** Begin Extracted entries **

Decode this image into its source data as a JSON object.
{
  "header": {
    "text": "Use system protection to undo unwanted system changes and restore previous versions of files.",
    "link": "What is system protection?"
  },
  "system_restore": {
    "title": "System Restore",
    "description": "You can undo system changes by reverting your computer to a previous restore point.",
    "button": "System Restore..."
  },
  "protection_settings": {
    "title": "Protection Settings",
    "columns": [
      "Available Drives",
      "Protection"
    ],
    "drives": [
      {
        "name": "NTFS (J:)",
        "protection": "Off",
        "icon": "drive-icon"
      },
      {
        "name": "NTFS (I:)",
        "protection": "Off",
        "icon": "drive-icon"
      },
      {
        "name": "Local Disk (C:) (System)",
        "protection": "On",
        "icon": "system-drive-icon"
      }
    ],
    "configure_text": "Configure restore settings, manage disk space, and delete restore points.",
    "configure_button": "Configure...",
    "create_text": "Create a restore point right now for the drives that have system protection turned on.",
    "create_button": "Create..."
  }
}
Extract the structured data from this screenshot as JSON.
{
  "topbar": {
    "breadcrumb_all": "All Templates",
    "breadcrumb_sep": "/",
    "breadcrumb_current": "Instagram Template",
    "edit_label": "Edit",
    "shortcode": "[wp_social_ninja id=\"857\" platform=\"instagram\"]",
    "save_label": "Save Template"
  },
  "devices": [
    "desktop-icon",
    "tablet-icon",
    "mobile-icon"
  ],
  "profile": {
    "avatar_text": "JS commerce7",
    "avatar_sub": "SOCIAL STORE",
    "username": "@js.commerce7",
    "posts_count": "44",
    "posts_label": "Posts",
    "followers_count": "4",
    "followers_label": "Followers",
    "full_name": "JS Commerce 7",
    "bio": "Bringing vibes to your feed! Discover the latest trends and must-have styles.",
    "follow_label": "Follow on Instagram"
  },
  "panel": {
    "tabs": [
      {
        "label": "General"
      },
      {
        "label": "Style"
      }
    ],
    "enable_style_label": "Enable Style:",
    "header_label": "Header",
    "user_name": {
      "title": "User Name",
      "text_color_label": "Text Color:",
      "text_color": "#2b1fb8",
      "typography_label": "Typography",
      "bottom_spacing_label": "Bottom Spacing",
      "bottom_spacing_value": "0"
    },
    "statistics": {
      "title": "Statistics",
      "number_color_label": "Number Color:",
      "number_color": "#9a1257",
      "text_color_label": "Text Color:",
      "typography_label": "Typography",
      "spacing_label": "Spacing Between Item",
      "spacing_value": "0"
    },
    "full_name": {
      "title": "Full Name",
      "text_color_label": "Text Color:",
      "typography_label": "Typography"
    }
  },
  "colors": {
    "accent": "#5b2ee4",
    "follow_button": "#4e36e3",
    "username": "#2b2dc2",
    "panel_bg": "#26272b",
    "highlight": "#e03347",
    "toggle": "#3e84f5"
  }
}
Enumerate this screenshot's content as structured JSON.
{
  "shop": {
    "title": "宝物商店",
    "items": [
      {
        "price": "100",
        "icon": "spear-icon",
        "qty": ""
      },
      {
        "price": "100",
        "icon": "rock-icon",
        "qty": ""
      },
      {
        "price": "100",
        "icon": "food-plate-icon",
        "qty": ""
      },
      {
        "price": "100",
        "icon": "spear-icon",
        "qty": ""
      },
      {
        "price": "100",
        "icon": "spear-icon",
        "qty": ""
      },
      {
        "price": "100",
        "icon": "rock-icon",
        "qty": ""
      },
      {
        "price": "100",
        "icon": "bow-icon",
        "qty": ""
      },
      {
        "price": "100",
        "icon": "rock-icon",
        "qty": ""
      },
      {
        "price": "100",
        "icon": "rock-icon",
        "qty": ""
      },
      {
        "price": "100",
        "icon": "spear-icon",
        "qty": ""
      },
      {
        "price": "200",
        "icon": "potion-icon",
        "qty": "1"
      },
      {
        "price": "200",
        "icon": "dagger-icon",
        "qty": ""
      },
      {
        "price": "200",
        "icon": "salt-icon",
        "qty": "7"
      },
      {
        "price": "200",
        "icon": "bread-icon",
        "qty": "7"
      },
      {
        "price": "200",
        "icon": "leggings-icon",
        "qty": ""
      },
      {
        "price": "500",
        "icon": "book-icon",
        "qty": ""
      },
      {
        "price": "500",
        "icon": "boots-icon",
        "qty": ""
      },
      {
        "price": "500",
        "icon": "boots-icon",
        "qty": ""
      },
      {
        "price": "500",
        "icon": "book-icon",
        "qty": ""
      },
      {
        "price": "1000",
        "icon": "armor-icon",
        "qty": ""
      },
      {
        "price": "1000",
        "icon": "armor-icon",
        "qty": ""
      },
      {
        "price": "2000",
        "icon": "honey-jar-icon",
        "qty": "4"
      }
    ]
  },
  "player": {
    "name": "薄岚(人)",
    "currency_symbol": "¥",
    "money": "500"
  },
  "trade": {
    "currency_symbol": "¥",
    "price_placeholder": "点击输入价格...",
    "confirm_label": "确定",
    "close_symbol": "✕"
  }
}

** End Extracted entries **

▶ _Challenge_: Copy whichever lines in the listing above contain the word "this".

▶ _The answer_:
Decode this image into its source data as a JSON object.
Extract the structured data from this screenshot as JSON.
Enumerate this screenshot's content as structured JSON.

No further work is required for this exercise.